Alrededor de las Pirámides del Sol y la Luna se siente un misticismo y una energía que recarga al grupo Scorpions, y para liberarla, en una próxima visita a México quieren dar un concierto en la zona arqueológica y hasta filmarlo en 3D.

“Nos iremos de los escenarios del mundo, pero de México, no; queremos hacer un concierto frente al Sol y la Luna, porque ambas (pirámides) irradian la misma magia que nosotros en el escenario.


“Pisar estas piedras históricas, dar cada paso es una experiencia sorprendente.

Cada uno de nosotros se fusiona en uno con las edificaciones, nuestra esencia se duplica, y todo eso, en un concierto, sería la mejor actuación de nuestra historia”, dijo, en exclusiva, Rudolf Schenker, guitarrista.

Su travesía junto a Klaus Meine, Matthias Jabs, Pawel Maciwoda y James Kottak comenzó ayer a las 15:00 horas, cuando pisaron Teotihuacán y se adentraron mientras bebían cerveza.

El más emocionado era Schenker, quien pagó 100 pesos por un silbato blanco con la cara de un guerrero azteca jaguar.

“El panorama es indescriptible, no puedo imaginar lo hermoso que fue esto cuando lo construyeron. Para mí, aún hay un cosmos escondido que queremos atrapar con un gran concierto de rock”, agregó, mientras recorría, asombrado, la Calzada de los Muertos.

“Qué diminuto me siento”, dijo Meine, cantante, quien subió los más de 260 escalones de la Pirámide del Sol hasta la cima, lo cual le tomó 15 minutos, al igual que a los demás. Ahí, Schenker se puso frente a la Pirámide de la Luna junto a su mánager, Paulo Baron, a quien le explicó cómo le gustaría organizar el evento.

# MATERIAL DE ORIGEN

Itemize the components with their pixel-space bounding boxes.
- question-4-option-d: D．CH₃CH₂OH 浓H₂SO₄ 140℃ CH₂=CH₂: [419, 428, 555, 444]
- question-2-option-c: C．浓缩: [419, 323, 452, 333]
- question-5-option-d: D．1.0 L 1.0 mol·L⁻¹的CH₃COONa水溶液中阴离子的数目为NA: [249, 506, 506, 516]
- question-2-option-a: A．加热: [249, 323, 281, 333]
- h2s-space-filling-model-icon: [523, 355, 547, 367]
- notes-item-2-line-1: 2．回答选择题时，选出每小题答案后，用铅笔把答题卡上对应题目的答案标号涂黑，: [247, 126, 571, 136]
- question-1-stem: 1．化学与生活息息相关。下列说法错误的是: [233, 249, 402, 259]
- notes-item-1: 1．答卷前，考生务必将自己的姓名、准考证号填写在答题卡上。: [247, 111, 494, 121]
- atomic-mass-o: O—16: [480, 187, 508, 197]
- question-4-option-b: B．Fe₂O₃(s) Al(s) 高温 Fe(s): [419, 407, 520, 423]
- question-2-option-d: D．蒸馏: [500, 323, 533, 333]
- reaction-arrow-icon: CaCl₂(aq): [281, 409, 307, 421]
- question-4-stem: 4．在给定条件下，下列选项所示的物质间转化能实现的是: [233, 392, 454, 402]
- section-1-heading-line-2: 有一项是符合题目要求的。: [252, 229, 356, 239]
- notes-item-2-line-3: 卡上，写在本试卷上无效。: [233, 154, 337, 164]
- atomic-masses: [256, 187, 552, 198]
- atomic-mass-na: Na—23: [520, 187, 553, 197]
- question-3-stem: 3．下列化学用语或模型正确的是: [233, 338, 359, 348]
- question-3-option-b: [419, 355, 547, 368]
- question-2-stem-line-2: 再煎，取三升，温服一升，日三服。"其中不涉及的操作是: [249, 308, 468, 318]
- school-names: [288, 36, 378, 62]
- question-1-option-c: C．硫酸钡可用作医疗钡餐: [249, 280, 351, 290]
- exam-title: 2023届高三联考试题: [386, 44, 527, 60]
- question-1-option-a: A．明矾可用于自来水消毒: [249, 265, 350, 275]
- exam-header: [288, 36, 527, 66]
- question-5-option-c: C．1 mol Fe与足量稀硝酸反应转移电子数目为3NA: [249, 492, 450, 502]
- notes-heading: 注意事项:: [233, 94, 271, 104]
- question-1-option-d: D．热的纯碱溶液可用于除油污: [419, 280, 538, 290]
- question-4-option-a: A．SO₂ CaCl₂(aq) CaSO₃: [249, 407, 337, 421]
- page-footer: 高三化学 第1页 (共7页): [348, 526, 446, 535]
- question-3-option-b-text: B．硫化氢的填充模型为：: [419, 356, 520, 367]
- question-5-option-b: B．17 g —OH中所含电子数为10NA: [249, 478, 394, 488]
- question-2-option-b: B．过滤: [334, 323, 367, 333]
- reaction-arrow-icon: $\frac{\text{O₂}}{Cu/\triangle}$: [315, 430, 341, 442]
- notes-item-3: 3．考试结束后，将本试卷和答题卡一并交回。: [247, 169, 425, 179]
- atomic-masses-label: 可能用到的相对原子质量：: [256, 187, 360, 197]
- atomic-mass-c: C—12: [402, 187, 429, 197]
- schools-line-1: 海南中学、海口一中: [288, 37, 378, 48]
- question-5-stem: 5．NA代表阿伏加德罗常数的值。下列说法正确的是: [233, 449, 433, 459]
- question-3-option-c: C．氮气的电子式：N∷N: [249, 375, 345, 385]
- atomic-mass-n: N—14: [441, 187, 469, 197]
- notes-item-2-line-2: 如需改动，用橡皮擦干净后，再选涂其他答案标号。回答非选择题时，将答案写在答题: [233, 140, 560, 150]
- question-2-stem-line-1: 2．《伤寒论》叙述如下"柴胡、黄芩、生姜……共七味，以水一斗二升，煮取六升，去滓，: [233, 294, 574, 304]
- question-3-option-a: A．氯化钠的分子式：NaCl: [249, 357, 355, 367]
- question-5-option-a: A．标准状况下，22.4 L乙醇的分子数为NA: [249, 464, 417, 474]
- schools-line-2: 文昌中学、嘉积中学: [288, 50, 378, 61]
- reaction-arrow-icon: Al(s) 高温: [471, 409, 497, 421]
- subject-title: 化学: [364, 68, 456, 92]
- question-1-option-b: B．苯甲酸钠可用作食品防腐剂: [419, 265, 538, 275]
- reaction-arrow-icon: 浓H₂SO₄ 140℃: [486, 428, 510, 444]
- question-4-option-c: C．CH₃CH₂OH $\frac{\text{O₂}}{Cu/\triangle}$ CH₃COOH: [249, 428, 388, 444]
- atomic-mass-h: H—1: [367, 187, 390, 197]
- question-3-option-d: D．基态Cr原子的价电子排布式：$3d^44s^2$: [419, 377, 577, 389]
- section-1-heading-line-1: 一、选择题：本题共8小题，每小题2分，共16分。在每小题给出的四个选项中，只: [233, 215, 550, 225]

# INSTRUCCIONES
1 – Reescribe como lista el párrafo del texto sobre Scorpions que comienza con «Qué diminuto me siento» y conserva sus datos principales.
2 – Según el texto sobre Scorpions, ¿cuánto pagó Schenker por el silbato blanco con la cara de un guerrero azteca jaguar?
3 – Transcribe del texto sobre Scorpions el fragmento que va desde "Cada uno de" hasta "mientras bebían cerveza.", ambos incluidos.
El listado procede de otra fuente.

# RESPUESTAS
1 –
- Meine, el cantante, dijo: «Qué diminuto me siento».
- Subió los más de 260 escalones de la Pirámide del Sol hasta la cima en 15 minutos, igual que los demás.
- En la cima, Schenker se puso frente a la Pirámide de la Luna con su mánager, Paulo Baron, y le explicó cómo le gustaría organizar el evento.

2 – 100 pesos.

3 –
Cada uno de nosotros se fusiona en uno con las edificaciones, nuestra esencia se duplica, y todo eso, en un concierto, sería la mejor actuación de nuestra historia”, dijo, en exclusiva, Rudolf Schenker, guitarrista.

Su travesía junto a Klaus Meine, Matthias Jabs, Pawel Maciwoda y James Kottak comenzó ayer a las 15:00 horas, cuando pisaron Teotihuacán y se adentraron mientras bebían cerveza.